**What you have to do**.
Copy out all the entries word for word.

**Information provided**.
— Start —

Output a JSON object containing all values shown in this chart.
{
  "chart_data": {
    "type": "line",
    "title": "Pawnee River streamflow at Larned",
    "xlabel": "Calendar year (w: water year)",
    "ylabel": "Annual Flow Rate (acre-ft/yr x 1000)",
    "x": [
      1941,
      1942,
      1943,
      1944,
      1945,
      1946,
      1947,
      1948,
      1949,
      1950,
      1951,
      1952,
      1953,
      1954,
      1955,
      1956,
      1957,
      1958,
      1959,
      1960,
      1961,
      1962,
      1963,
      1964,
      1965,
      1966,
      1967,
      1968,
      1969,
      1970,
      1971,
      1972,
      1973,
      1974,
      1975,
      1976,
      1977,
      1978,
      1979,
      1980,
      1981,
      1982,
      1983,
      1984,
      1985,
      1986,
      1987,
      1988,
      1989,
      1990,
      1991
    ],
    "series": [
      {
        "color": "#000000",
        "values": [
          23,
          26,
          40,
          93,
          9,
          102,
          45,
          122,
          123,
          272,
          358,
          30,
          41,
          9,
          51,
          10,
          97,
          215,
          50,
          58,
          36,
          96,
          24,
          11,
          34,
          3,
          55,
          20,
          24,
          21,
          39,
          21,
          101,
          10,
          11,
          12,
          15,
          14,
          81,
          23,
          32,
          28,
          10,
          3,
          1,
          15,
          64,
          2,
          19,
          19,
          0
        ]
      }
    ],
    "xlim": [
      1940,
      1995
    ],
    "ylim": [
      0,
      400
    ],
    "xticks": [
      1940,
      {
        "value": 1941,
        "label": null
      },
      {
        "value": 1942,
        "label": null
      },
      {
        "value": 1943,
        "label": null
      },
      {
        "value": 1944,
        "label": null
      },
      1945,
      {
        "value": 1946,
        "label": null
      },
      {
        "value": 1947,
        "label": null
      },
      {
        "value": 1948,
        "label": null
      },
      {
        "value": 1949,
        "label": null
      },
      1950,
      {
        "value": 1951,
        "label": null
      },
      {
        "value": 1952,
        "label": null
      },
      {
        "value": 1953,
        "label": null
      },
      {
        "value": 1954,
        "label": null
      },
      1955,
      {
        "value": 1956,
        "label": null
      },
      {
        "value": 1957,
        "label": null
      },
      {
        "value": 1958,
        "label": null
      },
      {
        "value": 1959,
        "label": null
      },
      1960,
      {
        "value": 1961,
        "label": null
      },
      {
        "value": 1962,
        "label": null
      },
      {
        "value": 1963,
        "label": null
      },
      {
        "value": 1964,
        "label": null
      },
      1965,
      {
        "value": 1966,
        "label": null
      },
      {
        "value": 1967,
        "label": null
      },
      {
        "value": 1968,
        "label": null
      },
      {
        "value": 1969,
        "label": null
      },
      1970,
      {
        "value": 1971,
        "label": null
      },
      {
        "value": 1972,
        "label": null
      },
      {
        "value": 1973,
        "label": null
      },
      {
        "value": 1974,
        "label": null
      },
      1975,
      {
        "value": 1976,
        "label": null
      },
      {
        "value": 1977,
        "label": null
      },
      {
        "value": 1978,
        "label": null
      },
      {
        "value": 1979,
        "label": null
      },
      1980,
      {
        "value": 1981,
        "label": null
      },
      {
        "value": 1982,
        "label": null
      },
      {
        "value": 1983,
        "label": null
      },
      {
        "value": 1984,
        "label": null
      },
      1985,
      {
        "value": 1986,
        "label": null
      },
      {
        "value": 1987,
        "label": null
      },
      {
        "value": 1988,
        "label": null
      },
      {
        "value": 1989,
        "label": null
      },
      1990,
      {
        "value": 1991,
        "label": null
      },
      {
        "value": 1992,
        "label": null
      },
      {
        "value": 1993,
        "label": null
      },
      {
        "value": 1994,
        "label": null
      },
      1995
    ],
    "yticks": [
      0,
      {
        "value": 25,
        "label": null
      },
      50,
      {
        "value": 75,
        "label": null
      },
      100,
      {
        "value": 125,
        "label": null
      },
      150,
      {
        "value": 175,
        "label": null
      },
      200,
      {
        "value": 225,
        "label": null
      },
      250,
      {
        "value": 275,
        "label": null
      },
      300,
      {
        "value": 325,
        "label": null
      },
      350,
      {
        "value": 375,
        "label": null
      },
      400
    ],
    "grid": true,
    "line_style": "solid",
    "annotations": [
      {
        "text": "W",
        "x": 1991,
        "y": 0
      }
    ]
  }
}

— End —

**Exercise answer**.
Output a JSON object containing all values shown in this chart.
{
  "chart_data": {
    "type": "line",
    "title": "Pawnee River streamflow at Larned",
    "xlabel": "Calendar year (w: water year)",
    "ylabel": "Annual Flow Rate (acre-ft/yr x 1000)",
    "x": [
      1941,
      1942,
      1943,
      1944,
      1945,
      1946,
      1947,
      1948,
      1949,
      1950,
      1951,
      1952,
      1953,
      1954,
      1955,
      1956,
      1957,
      1958,
      1959,
      1960,
      1961,
      1962,
      1963,
      1964,
      1965,
      1966,
      1967,
      1968,
      1969,
      1970,
      1971,
      1972,
      1973,
      1974,
      1975,
      1976,
      1977,
      1978,
      1979,
      1980,
      1981,
      1982,
      1983,
      1984,
      1985,
      1986,
      1987,
      1988,
      1989,
      1990,
      1991
    ],
    "series": [
      {
        "color": "#000000",
        "values": [
          23,
          26,
          40,
          93,
          9,
          102,
          45,
          122,
          123,
          272,
          358,
          30,
          41,
          9,
          51,
          10,
          97,
          215,
          50,
          58,
          36,
          96,
          24,
          11,
          34,
          3,
          55,
          20,
          24,
          21,
          39,
          21,
          101,
          10,
          11,
          12,
          15,
          14,
          81,
          23,
          32,
          28,
          10,
          3,
          1,
          15,
          64,
          2,
          19,
          19,
          0
        ]
      }
    ],
    "xlim": [
      1940,
      1995
    ],
    "ylim": [
      0,
      400
    ],
    "xticks": [
      1940,
      {
        "value": 1941,
        "label": null
      },
      {
        "value": 1942,
        "label": null
      },
      {
        "value": 1943,
        "label": null
      },
      {
        "value": 1944,
        "label": null
      },
      1945,
      {
        "value": 1946,
        "label": null
      },
      {
        "value": 1947,
        "label": null
      },
      {
        "value": 1948,
        "label": null
      },
      {
        "value": 1949,
        "label": null
      },
      1950,
      {
        "value": 1951,
        "label": null
      },
      {
        "value": 1952,
        "label": null
      },
      {
        "value": 1953,
        "label": null
      },
      {
        "value": 1954,
        "label": null
      },
      1955,
      {
        "value": 1956,
        "label": null
      },
      {
        "value": 1957,
        "label": null
      },
      {
        "value": 1958,
        "label": null
      },
      {
        "value": 1959,
        "label": null
      },
      1960,
      {
        "value": 1961,
        "label": null
      },
      {
        "value": 1962,
        "label": null
      },
      {
        "value": 1963,
        "label": null
      },
      {
        "value": 1964,
        "label": null
      },
      1965,
      {
        "value": 1966,
        "label": null
      },
      {
        "value": 1967,
        "label": null
      },
      {
        "value": 1968,
        "label": null
      },
      {
        "value": 1969,
        "label": null
      },
      1970,
      {
        "value": 1971,
        "label": null
      },
      {
        "value": 1972,
        "label": null
      },
      {
        "value": 1973,
        "label": null
      },
      {
        "value": 1974,
        "label": null
      },
      1975,
      {
        "value": 1976,
        "label": null
      },
      {
        "value": 1977,
        "label": null
      },
      {
        "value": 1978,
        "label": null
      },
      {
        "value": 1979,
        "label": null
      },
      1980,
      {
        "value": 1981,
        "label": null
      },
      {
        "value": 1982,
        "label": null
      },
      {
        "value": 1983,
        "label": null
      },
      {
        "value": 1984,
        "label": null
      },
      1985,
      {
        "value": 1986,
        "label": null
      },
      {
        "value": 1987,
        "label": null
      },
      {
        "value": 1988,
        "label": null
      },
      {
        "value": 1989,
        "label": null
      },
      1990,
      {
        "value": 1991,
        "label": null
      },
      {
        "value": 1992,
        "label": null
      },
      {
        "value": 1993,
        "label": null
      },
      {
        "value": 1994,
        "label": null
      },
      1995
    ],
    "yticks": [
      0,
      {
        "value": 25,
        "label": null
      },
      50,
      {
        "value": 75,
        "label": null
      },
      100,
      {
        "value": 125,
        "label": null
      },
      150,
      {
        "value": 175,
        "label": null
      },
      200,
      {
        "value": 225,
        "label": null
      },
      250,
      {
        "value": 275,
        "label": null
      },
      300,
      {
        "value": 325,
        "label": null
      },
      350,
      {
        "value": 375,
        "label": null
      },
      400
    ],
    "grid": true,
    "line_style": "solid",
    "annotations": [
      {
        "text": "W",
        "x": 1991,
        "y": 0
      }
    ]
  }
}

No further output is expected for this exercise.